**TASKS TO PERFORM:**
1: Retype the passage of the comment thread on Goldman Sachs and currency devaluation between "An overnight currency" and "be cooked slowly.", inclusive.
2: In the comment thread on Goldman Sachs and currency devaluation, what does FOFOA say Goldman Sachs is in the mainstream investing community?

**PAGE TEXT:**
An overnight currency devaluation would cause rioting in the streets. The government doesn't operate that way, they would rather inflate at a slower pace while jawboning "strong dollar policy". Like the proverbial frog, we will be cooked slowly.

I also enjoyed the video about GS. But what I don't understand why there isn't more mentioned about their proprietary "computer progamed" market manipulations?

FOFOA said...

It may not seem like it since we all hang out in the gold community sites, and contrarian sites, but the VAST majority of the investing public is absolutely PSYCHED about Goldman Sachs' rebound. GS is actually a HERO in the mainstream investing community. To them, GS is the PROOF that the "recession" is over.

Here is an email quote I received today from a trustee on a large trust fund regarding an investment decision teleconference for tomorrow...

"Goldman is a no brainer! Very bullish on that one."

FOFOA

Martijn said...

"Goldman is a no brainer! Very bullish on that one."

If they continue to rig the market this guy might be right. However, I'd gladly take is money if his unthoughfulness does not turn out in his best interest.

Martijn said...

Here is a good interview on goldman.

Martijn said...

Such revaluations, as Rubino notes, are not done gradually but overnight, so that no one can trade against them and so there is no chaotic escape from the new currency system after it is imposed.

We have theorized on this before. Doing it over night guarantees maximum impact for those engineering it. It seems farfetched to say the least, but not entirely unlikely.

About a year ago I began taking on maximum debt, so I would not oppose to this too much.

As for the debt, I have saved all the money plus I have more than sufficient cash to deal with temporary adjustmenst, I won't get cought. However, I felt I had to short the fiat system by taking on some percentage of debt (it is against a very good interest too).

But of course the G8 pledge against "competitive devaluations" was not a pledge against coordinated and cooperative devaluations.

This is not so much a hint to me, but I agree it does leave some space for interventions

Martijn said...

However, Brown did say:

"There was not a serious discussion about this," Brown told reporters. "In this present situation as we're trying to get out of a deep recession, I don't want to give the impression that there's some major change about to happen round the corner that suggests that the present arrangements are destabilized."

**PROVIDED DATA:**
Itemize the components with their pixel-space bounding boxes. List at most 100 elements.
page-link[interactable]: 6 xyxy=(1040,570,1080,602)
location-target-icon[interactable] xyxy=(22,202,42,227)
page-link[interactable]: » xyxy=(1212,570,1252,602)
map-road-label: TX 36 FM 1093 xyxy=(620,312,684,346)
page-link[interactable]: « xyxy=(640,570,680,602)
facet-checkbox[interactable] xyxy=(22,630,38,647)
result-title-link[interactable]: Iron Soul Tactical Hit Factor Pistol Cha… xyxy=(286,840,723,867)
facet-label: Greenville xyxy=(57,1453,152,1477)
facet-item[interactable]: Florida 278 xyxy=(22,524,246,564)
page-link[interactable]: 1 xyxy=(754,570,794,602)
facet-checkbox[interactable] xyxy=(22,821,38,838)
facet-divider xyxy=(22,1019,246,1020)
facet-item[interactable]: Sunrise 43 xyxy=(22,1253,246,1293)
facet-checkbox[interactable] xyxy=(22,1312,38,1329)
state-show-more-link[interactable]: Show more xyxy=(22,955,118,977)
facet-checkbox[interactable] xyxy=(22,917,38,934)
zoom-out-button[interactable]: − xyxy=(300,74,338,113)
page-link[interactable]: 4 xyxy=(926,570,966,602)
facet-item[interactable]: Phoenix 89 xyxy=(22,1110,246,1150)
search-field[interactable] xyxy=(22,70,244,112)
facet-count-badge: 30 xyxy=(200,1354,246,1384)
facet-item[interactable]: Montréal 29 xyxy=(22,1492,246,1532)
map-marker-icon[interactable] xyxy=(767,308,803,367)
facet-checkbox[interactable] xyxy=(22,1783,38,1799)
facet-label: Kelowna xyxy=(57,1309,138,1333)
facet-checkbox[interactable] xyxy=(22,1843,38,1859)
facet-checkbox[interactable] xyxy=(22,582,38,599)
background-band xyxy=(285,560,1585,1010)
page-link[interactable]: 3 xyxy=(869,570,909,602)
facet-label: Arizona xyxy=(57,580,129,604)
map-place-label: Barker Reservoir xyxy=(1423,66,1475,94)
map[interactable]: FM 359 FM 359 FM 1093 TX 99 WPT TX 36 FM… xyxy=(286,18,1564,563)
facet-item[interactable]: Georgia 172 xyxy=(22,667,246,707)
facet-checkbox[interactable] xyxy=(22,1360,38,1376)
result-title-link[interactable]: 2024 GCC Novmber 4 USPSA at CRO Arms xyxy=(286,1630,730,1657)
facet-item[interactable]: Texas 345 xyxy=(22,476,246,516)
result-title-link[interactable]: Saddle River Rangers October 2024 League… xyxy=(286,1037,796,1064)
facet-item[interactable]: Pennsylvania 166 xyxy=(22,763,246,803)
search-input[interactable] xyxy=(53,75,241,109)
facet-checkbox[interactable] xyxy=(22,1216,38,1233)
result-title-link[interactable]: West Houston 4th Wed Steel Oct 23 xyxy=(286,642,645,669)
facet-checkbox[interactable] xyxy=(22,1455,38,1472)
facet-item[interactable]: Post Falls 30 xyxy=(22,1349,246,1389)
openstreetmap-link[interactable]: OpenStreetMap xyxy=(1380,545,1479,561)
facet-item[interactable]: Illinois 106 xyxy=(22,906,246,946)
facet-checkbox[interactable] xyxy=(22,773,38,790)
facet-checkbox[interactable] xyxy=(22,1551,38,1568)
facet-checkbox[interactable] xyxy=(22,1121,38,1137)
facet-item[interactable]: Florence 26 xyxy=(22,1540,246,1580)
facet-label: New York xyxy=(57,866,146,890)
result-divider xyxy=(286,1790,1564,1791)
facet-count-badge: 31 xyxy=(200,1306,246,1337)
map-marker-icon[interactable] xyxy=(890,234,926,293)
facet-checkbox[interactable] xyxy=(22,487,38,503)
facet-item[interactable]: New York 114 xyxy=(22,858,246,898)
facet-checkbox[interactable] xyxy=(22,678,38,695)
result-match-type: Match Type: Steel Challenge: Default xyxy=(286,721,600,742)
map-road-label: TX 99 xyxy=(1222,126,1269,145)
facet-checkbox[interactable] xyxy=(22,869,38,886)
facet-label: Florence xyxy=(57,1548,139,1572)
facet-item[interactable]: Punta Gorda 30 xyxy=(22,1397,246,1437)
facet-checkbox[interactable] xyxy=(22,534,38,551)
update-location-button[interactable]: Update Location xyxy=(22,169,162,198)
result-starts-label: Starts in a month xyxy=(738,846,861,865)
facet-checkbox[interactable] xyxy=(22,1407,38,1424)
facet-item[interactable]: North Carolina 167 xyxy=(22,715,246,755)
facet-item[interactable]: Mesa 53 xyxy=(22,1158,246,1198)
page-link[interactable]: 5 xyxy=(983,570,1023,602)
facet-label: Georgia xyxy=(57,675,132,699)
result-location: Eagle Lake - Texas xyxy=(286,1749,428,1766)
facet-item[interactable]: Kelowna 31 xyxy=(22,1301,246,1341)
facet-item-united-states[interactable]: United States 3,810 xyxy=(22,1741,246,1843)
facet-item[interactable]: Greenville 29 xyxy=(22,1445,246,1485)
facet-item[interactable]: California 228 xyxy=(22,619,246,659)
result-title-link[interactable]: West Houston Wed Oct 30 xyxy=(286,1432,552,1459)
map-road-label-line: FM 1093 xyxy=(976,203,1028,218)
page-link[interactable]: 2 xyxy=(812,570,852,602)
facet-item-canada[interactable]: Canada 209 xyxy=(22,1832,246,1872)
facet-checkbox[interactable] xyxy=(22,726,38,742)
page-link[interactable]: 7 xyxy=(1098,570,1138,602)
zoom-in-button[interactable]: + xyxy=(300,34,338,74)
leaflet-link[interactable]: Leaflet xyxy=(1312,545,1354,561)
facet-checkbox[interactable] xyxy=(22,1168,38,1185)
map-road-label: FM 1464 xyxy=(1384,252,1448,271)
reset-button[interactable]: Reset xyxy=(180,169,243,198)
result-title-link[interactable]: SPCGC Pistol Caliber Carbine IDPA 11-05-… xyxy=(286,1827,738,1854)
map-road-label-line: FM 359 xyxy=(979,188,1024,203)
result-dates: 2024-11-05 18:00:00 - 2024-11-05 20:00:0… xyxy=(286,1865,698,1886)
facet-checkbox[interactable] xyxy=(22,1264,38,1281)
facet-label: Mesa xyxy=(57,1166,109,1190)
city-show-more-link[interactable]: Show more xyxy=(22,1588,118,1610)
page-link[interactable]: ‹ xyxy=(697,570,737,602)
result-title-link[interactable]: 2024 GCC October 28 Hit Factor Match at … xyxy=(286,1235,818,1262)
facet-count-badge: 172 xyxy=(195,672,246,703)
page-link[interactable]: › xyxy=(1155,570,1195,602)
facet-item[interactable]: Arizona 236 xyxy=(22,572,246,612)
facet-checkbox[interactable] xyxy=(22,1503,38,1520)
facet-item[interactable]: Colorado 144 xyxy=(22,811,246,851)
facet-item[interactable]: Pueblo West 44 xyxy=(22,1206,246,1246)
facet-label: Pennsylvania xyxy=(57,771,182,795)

**ANSWER SET:**
1:
An overnight currency devaluation would cause rioting in the streets. The government doesn't operate that way, they would rather inflate at a slower pace while jawboning "strong dollar policy". Like the proverbial frog, we will be cooked slowly.

2: A hero.